PROBLEM REQUIREMENTS:
Retype the records word for word, starting with their first line and ending with the line that contains "dc-value: 504 [630,271,645,280]", with both of those lines included.

GIVEN RECORDS:
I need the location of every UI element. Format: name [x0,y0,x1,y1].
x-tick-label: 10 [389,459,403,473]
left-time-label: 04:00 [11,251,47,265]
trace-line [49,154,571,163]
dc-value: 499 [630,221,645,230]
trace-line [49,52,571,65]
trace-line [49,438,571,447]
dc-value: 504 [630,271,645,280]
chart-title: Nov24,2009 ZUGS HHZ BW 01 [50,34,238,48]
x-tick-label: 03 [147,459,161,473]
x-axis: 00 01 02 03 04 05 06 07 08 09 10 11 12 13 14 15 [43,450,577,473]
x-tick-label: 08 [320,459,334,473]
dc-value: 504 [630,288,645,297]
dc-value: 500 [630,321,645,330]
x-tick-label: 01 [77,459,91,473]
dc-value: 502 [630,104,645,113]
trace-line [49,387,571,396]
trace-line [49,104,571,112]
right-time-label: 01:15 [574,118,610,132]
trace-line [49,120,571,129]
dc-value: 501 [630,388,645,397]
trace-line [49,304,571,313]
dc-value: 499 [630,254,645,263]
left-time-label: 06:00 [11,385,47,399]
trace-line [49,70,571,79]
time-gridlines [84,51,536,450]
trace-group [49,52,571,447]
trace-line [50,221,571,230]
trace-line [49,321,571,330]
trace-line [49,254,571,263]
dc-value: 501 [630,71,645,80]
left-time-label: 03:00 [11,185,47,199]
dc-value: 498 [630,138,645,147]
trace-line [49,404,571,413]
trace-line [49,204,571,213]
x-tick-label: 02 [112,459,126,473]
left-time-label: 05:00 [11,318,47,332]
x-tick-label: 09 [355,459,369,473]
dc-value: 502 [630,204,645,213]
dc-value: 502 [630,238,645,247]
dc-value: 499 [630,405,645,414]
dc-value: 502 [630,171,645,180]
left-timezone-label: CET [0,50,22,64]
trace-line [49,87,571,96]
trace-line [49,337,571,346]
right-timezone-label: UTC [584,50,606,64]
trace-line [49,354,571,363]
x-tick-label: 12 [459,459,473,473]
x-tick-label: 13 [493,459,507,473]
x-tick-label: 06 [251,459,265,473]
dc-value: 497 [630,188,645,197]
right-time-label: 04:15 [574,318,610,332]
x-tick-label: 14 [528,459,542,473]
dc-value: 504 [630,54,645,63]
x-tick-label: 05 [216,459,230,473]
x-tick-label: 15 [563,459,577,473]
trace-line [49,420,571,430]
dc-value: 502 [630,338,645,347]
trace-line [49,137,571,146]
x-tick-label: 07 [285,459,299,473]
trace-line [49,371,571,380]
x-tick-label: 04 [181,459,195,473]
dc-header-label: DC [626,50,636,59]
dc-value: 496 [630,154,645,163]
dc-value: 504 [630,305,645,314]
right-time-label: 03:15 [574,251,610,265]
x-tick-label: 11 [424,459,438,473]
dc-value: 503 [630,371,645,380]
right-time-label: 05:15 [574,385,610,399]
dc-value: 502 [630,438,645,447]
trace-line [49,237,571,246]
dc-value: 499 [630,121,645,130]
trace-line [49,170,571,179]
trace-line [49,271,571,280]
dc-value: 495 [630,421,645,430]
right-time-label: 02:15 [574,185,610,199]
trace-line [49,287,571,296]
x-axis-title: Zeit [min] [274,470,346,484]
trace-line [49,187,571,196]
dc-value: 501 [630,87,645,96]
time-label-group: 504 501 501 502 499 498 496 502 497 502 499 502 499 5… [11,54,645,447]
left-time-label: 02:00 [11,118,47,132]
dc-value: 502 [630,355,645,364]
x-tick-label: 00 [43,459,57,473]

ANSWER FOR THIS EXERCISE:
I need the location of every UI element. Format: name [x0,y0,x1,y1].
x-tick-label: 10 [389,459,403,473]
left-time-label: 04:00 [11,251,47,265]
trace-line [49,154,571,163]
dc-value: 499 [630,221,645,230]
trace-line [49,52,571,65]
trace-line [49,438,571,447]
dc-value: 504 [630,271,645,280]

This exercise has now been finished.